Rows from a dataset:
>>>>

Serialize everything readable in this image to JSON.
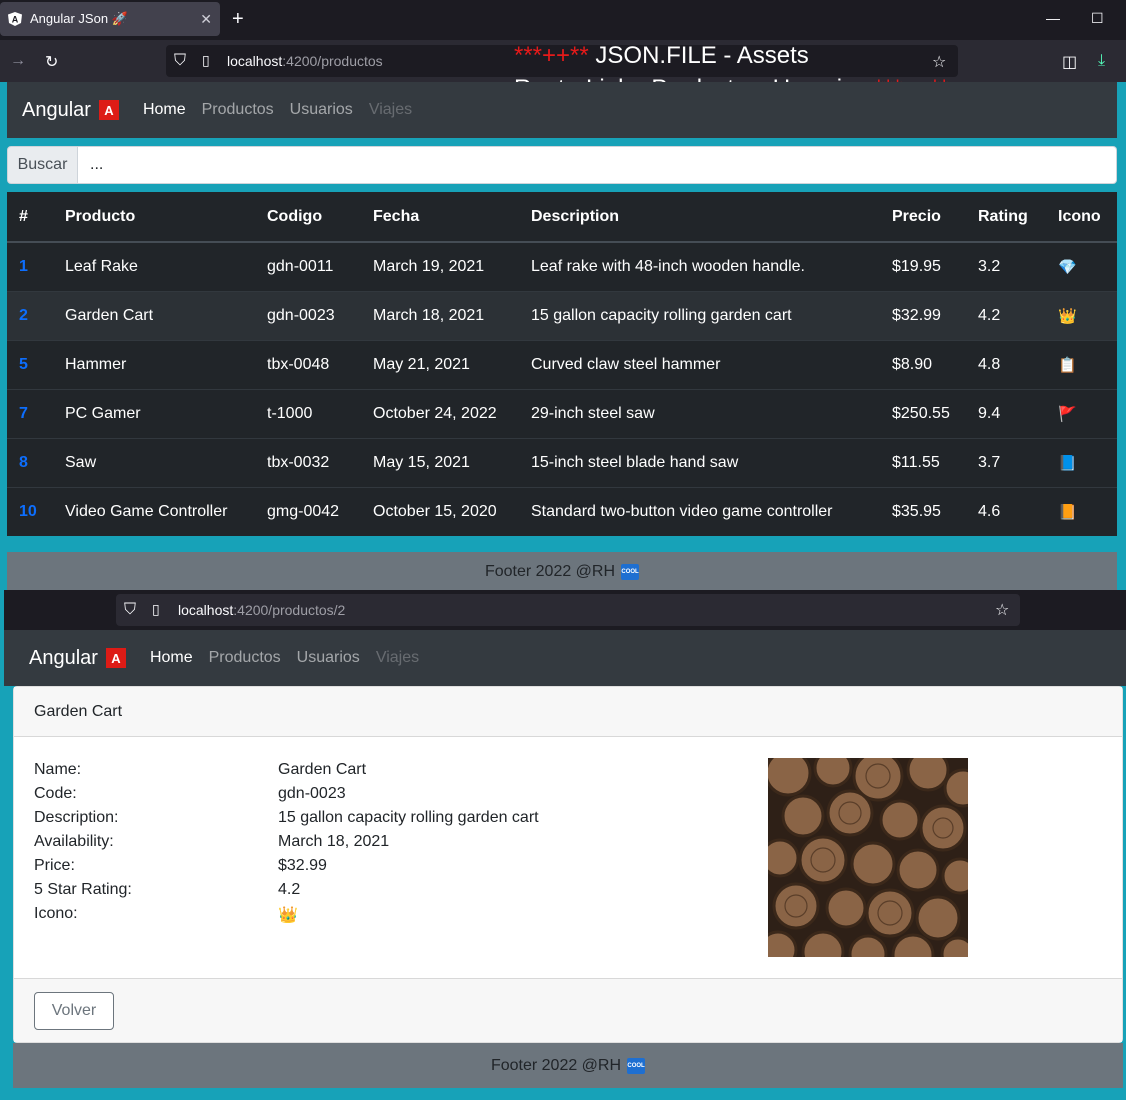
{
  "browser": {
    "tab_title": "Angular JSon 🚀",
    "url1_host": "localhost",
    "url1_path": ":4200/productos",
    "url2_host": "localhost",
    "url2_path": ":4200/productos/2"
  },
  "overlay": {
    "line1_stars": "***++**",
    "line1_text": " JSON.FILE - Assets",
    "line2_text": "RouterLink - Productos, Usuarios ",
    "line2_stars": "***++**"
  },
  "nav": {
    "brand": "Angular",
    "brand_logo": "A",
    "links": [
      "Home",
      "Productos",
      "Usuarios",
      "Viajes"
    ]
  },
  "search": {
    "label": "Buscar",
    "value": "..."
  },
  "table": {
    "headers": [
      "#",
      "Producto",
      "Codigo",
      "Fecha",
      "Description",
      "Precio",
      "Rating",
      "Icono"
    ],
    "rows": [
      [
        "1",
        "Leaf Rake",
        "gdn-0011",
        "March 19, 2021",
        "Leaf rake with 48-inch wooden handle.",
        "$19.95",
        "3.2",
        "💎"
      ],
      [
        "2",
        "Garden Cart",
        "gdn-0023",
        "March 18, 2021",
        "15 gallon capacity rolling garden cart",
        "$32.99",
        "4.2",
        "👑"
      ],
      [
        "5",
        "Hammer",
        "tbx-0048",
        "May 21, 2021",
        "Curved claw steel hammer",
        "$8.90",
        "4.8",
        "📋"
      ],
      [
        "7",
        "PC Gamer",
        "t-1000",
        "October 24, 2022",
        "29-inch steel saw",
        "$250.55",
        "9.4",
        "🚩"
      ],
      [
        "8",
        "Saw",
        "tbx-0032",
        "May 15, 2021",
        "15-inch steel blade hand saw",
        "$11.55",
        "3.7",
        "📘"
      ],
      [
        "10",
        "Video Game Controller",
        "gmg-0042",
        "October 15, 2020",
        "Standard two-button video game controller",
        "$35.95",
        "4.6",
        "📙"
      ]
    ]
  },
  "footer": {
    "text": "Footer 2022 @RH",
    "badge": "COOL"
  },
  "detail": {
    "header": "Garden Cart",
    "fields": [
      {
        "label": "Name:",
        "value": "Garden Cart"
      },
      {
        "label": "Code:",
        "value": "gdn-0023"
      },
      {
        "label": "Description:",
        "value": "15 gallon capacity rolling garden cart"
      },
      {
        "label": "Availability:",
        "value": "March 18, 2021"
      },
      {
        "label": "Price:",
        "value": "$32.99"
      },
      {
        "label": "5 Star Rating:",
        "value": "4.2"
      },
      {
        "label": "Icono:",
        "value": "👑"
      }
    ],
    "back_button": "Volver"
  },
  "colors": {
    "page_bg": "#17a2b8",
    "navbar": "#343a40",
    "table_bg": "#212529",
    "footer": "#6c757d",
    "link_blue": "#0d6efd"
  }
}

<<<<
>>>>

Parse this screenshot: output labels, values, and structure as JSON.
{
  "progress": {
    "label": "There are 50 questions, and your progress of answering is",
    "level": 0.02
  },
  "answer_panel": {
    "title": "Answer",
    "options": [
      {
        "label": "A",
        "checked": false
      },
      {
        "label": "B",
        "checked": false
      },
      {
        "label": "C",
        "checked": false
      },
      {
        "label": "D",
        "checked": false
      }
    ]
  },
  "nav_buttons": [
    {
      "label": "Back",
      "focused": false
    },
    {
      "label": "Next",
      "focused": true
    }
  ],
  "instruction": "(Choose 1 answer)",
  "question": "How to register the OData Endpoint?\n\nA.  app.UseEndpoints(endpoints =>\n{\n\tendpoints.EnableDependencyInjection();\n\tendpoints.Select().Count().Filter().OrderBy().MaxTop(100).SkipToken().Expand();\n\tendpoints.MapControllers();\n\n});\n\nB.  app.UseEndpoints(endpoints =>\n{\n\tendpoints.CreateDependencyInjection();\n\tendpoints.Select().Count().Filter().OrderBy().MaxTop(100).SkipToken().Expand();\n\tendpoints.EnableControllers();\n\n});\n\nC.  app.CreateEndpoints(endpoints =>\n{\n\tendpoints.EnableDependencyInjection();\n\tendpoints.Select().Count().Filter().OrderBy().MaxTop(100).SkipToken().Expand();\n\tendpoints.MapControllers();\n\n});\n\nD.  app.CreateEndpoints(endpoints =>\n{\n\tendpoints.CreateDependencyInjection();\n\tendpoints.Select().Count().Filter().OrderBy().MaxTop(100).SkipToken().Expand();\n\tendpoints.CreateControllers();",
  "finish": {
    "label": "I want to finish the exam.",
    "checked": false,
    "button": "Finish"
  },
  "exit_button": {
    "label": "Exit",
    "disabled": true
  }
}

<<<<
>>>>

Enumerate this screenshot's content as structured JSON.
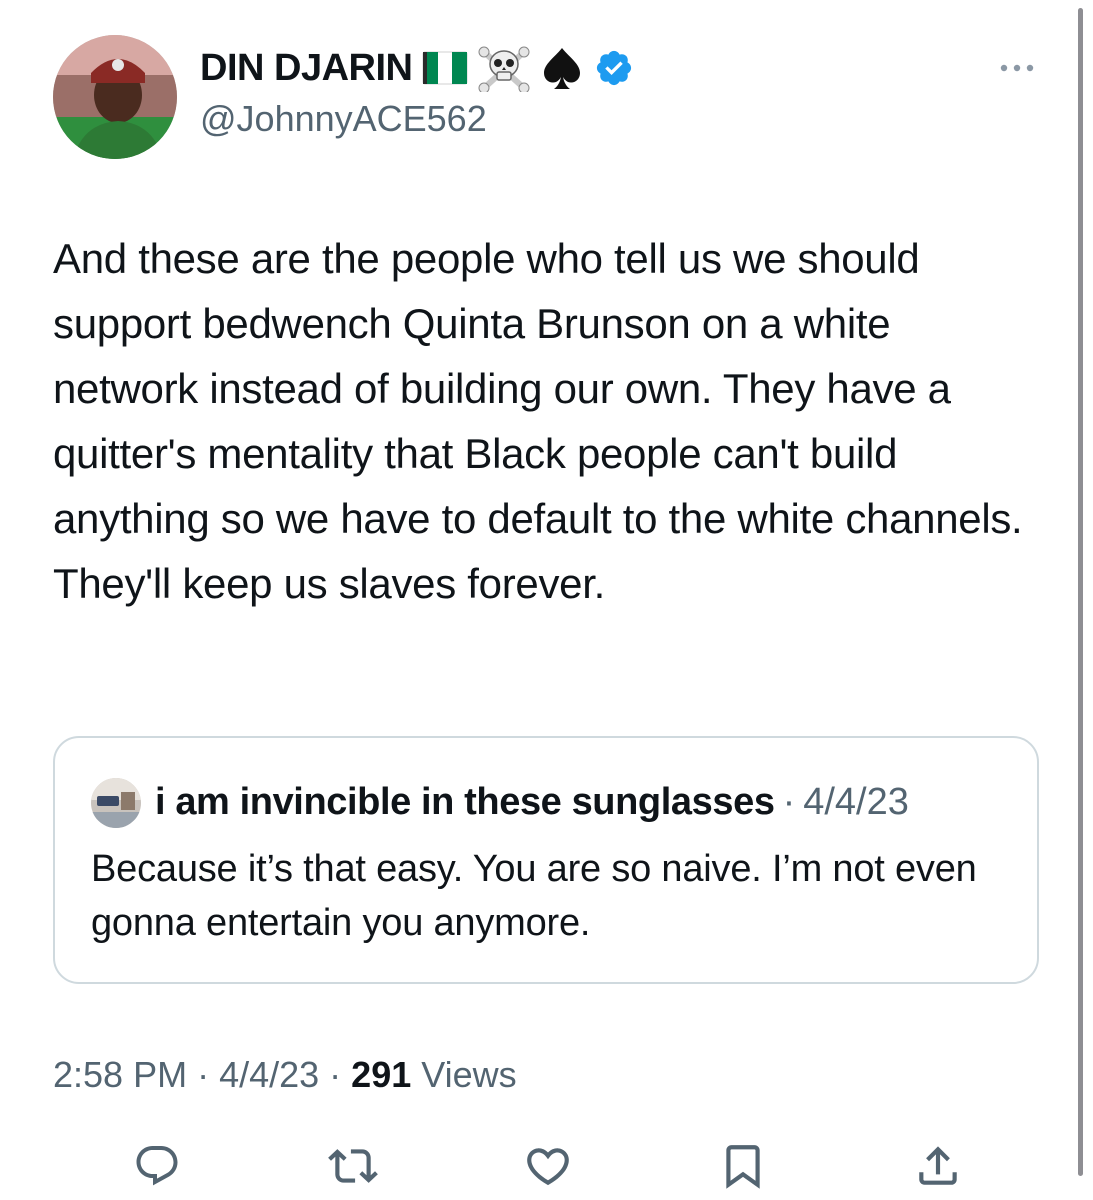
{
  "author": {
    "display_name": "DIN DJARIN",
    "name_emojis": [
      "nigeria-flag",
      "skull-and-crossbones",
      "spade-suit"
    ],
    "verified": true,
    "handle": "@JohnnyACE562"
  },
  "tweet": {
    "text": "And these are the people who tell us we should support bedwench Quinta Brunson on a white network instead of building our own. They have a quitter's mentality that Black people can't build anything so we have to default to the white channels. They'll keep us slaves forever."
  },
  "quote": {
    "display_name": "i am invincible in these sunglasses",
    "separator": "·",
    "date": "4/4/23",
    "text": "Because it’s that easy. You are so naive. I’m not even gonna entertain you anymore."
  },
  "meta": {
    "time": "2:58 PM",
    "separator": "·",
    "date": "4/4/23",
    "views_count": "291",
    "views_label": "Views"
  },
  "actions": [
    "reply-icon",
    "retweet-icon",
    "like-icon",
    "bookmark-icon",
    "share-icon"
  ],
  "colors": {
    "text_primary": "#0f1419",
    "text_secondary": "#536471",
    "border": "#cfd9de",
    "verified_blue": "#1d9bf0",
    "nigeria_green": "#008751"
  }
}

<<<<

* TASK GOAL *
Give the number of lines in the records that contain the string "localhost", and nothing besides.

* WRITTEN SOLUTION *
2